YOUR TASK: Determine the number of lines containing the word "Nulldurchgänge", and state that figure alone.

Figure record listings:
++++++++
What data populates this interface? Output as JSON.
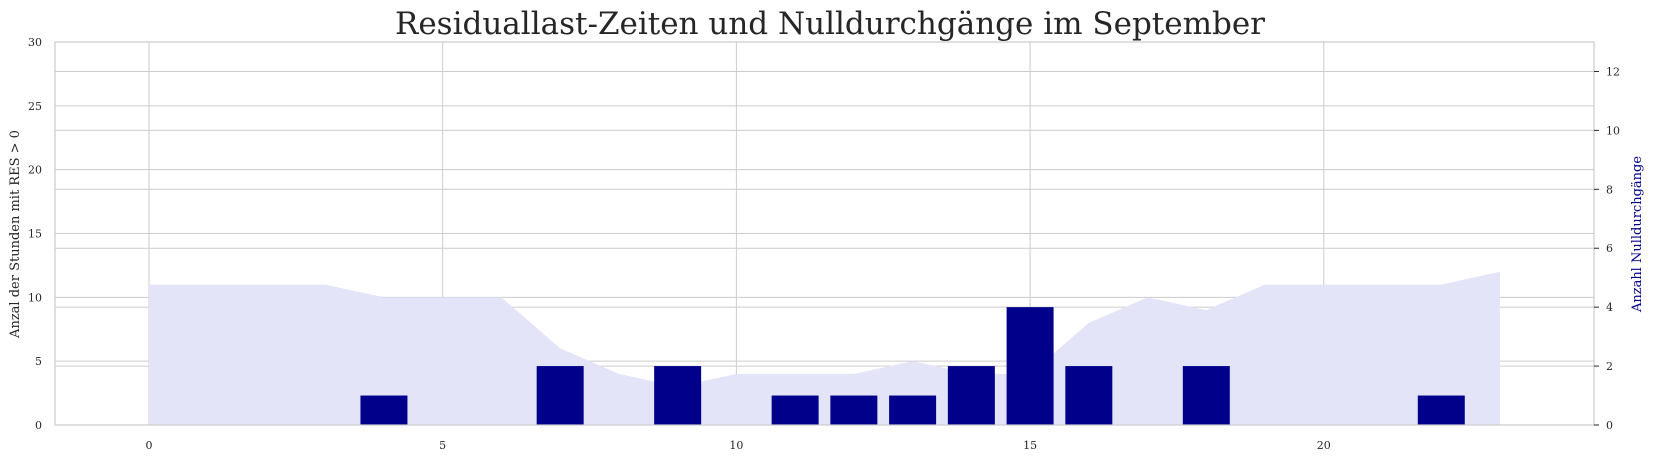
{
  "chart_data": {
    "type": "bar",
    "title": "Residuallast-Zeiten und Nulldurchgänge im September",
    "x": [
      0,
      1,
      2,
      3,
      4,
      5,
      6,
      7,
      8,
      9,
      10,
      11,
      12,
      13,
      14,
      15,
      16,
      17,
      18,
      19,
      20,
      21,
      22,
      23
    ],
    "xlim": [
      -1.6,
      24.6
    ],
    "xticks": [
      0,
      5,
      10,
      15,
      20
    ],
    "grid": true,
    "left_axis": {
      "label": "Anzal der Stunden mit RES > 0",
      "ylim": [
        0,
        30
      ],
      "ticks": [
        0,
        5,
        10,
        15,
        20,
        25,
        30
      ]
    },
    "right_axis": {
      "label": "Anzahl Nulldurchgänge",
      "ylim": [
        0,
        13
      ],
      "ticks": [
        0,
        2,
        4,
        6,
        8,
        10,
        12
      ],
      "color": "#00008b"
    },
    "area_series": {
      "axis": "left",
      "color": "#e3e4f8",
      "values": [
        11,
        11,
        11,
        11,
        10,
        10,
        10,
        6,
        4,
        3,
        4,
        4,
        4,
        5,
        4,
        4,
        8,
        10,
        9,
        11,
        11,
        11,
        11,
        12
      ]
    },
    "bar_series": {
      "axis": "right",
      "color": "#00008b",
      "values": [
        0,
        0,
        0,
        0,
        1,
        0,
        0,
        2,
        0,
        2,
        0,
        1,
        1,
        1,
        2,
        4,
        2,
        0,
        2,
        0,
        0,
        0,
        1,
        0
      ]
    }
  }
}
++++++++
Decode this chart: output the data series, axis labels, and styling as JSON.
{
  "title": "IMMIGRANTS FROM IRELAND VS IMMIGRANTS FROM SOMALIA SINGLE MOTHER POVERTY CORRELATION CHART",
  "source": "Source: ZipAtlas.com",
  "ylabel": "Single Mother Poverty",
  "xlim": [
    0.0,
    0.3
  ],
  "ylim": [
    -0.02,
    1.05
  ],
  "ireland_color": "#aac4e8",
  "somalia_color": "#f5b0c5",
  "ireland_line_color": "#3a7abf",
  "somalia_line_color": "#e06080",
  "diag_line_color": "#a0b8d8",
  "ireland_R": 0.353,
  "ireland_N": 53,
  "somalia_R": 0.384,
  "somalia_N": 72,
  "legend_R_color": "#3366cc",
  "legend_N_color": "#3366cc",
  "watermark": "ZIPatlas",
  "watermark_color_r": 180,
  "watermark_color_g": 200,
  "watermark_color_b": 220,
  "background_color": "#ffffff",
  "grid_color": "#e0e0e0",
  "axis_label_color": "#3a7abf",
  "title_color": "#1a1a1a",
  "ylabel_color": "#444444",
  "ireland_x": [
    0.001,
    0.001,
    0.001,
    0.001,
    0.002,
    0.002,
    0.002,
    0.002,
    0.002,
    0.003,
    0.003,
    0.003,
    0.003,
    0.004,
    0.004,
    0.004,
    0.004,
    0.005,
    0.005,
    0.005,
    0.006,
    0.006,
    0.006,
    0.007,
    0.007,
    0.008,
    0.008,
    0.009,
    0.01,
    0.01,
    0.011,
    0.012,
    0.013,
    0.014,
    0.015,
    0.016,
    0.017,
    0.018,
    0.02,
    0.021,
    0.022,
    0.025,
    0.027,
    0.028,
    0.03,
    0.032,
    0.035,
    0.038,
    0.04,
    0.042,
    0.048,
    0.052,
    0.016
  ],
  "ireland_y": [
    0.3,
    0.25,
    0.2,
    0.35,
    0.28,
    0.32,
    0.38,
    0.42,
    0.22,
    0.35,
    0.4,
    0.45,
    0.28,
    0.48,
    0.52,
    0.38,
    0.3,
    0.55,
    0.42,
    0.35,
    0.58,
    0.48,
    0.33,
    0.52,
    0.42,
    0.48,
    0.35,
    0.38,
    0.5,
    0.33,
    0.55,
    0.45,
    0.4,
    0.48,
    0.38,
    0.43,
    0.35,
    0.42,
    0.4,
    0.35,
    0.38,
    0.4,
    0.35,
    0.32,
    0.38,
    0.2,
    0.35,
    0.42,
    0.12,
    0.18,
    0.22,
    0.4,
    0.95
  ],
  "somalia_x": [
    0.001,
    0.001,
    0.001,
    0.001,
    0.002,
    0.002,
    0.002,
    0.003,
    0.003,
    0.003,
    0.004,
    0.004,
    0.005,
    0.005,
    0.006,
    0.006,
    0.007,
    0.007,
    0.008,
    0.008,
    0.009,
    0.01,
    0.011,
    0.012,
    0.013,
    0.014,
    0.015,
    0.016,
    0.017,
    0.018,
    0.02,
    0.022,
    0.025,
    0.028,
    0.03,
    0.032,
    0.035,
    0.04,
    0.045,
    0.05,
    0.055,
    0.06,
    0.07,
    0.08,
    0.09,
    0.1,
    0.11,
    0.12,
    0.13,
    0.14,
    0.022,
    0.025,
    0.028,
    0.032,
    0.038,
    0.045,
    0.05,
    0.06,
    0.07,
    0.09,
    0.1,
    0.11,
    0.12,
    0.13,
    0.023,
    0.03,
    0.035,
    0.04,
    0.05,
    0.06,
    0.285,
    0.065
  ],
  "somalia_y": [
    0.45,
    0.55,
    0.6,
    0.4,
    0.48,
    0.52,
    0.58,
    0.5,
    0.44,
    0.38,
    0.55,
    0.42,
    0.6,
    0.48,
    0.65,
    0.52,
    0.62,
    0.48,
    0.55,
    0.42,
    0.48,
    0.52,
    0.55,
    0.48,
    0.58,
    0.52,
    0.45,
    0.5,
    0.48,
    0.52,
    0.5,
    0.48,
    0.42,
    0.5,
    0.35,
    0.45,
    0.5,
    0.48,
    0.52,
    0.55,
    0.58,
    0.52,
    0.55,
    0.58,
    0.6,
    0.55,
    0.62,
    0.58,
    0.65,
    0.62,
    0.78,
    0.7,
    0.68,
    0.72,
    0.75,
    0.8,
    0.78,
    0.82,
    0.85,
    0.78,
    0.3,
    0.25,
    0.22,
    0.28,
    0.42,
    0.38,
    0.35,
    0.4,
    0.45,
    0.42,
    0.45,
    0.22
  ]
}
++++++++
IN RESPONSE: 2